### RECORDED INFORMATION
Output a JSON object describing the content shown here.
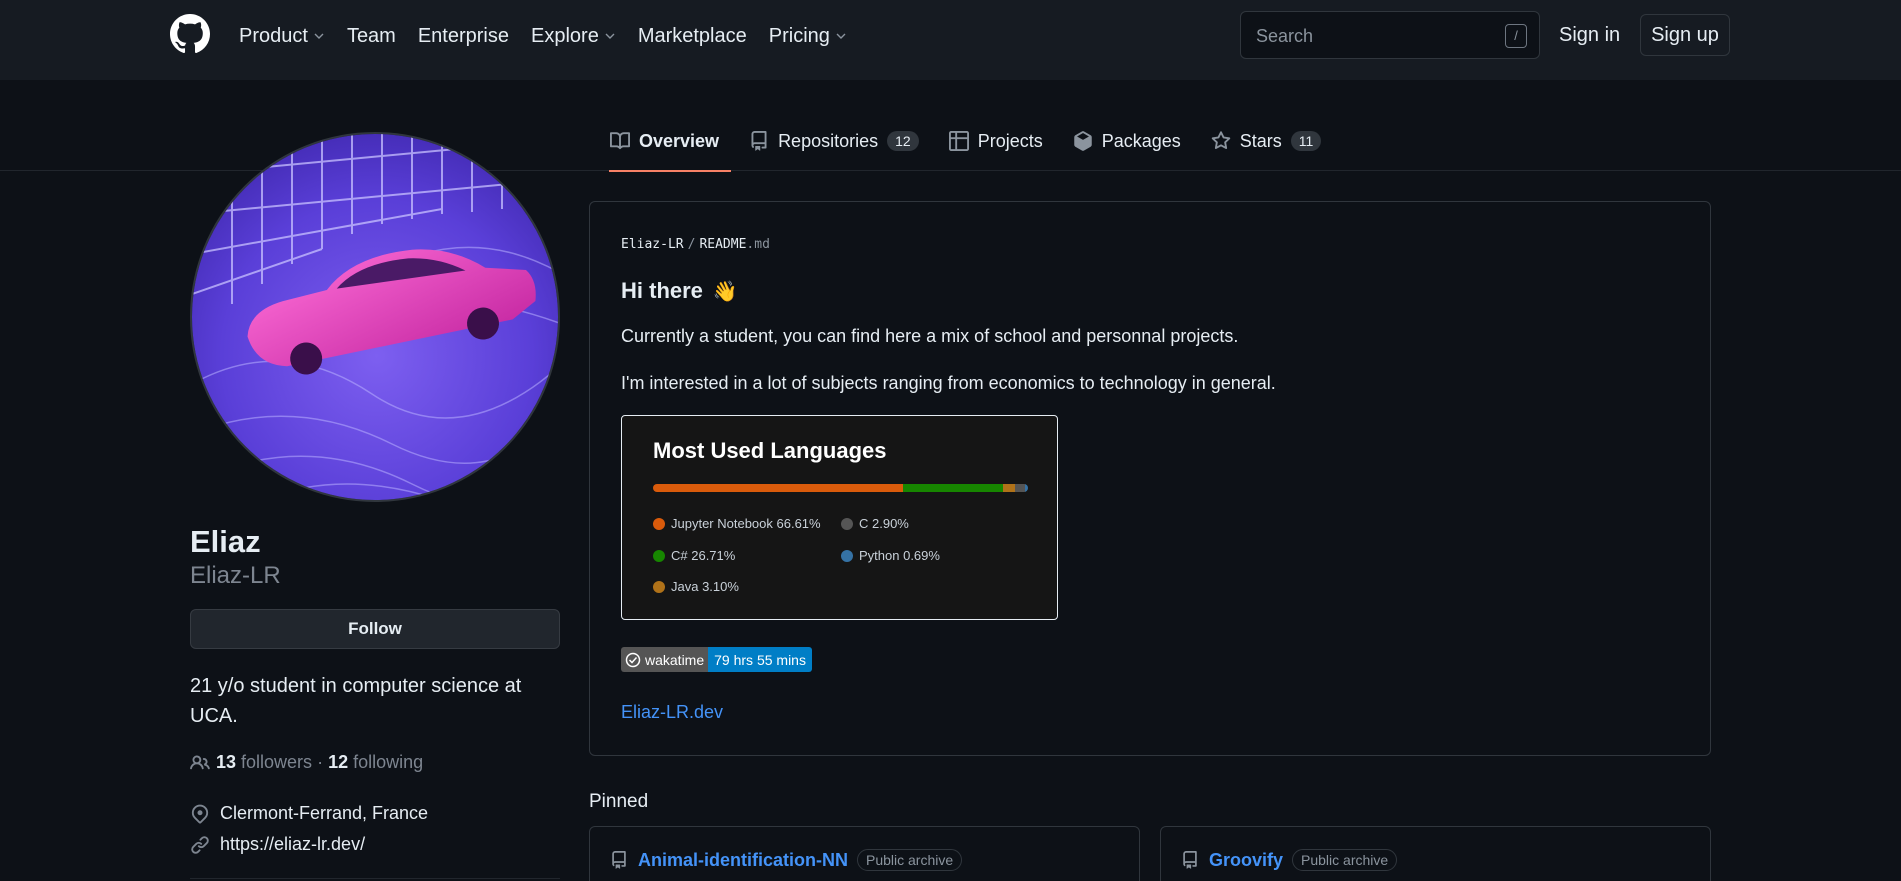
{
  "header": {
    "nav": [
      {
        "label": "Product",
        "dropdown": true
      },
      {
        "label": "Team",
        "dropdown": false
      },
      {
        "label": "Enterprise",
        "dropdown": false
      },
      {
        "label": "Explore",
        "dropdown": true
      },
      {
        "label": "Marketplace",
        "dropdown": false
      },
      {
        "label": "Pricing",
        "dropdown": true
      }
    ],
    "search_placeholder": "Search",
    "search_shortcut": "/",
    "sign_in": "Sign in",
    "sign_up": "Sign up"
  },
  "tabs": [
    {
      "label": "Overview",
      "icon": "book-icon",
      "active": true,
      "count": ""
    },
    {
      "label": "Repositories",
      "icon": "repo-icon",
      "active": false,
      "count": "12"
    },
    {
      "label": "Projects",
      "icon": "table-icon",
      "active": false,
      "count": ""
    },
    {
      "label": "Packages",
      "icon": "package-icon",
      "active": false,
      "count": ""
    },
    {
      "label": "Stars",
      "icon": "star-icon",
      "active": false,
      "count": "11"
    }
  ],
  "profile": {
    "name": "Eliaz",
    "login": "Eliaz-LR",
    "follow_label": "Follow",
    "bio": "21 y/o student in computer science at UCA.",
    "followers_count": "13",
    "followers_label": "followers",
    "separator": "·",
    "following_count": "12",
    "following_label": "following",
    "location": "Clermont-Ferrand, France",
    "website": "https://eliaz-lr.dev/"
  },
  "readme": {
    "owner": "Eliaz-LR",
    "path_sep": "/",
    "file_base": "README",
    "file_ext": ".md",
    "heading": "Hi there",
    "heading_emoji": "👋",
    "paragraph1": "Currently a student, you can find here a mix of school and personnal projects.",
    "paragraph2": "I'm interested in a lot of subjects ranging from economics to technology in general.",
    "languages_card": {
      "title": "Most Used Languages",
      "items": [
        {
          "label": "Jupyter Notebook 66.61%",
          "color": "#DA5B0B",
          "percent": 66.61
        },
        {
          "label": "C# 26.71%",
          "color": "#178600",
          "percent": 26.71
        },
        {
          "label": "Java 3.10%",
          "color": "#b07219",
          "percent": 3.1
        },
        {
          "label": "C 2.90%",
          "color": "#555555",
          "percent": 2.9
        },
        {
          "label": "Python 0.69%",
          "color": "#3572A5",
          "percent": 0.69
        }
      ]
    },
    "wakatime_label": "wakatime",
    "wakatime_value": "79 hrs 55 mins",
    "link": "Eliaz-LR.dev"
  },
  "pinned": {
    "title": "Pinned",
    "items": [
      {
        "name": "Animal-identification-NN",
        "badge": "Public archive"
      },
      {
        "name": "Groovify",
        "badge": "Public archive"
      }
    ]
  },
  "colors": {
    "background": "#0d1117",
    "header": "#161b22",
    "accent_tab": "#f78166",
    "link": "#4493f8",
    "wakatime_blue": "#007ec6"
  }
}
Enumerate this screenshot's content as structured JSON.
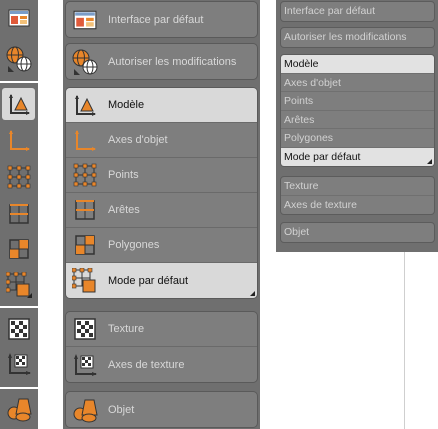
{
  "items": {
    "default_interface": "Interface par défaut",
    "allow_modifications": "Autoriser les modifications",
    "model": "Modèle",
    "object_axes": "Axes d'objet",
    "points": "Points",
    "edges": "Arêtes",
    "polygons": "Polygones",
    "default_mode": "Mode par défaut",
    "texture": "Texture",
    "texture_axes": "Axes de texture",
    "object": "Objet"
  },
  "selected": [
    "model",
    "default_mode"
  ],
  "colors": {
    "panel_bg": "#6f6f6f",
    "button_bg": "#7e7e7e",
    "selected_bg": "#d9d9d9",
    "accent_orange": "#e8862a",
    "label_text": "#d8d8d8"
  },
  "icons": [
    "interface-icon",
    "globe-edit-icon",
    "model-icon",
    "object-axes-icon",
    "points-icon",
    "edges-icon",
    "polygons-icon",
    "default-mode-icon",
    "texture-icon",
    "texture-axes-icon",
    "object-icon"
  ]
}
######
Check each line of the entries for the string "student". Copy the lines that have it.

    "bio": "21 y/o student in computer science at UCA.",
    "paragraph1": "Currently a student, you can find here a mix of school and personnal projects.",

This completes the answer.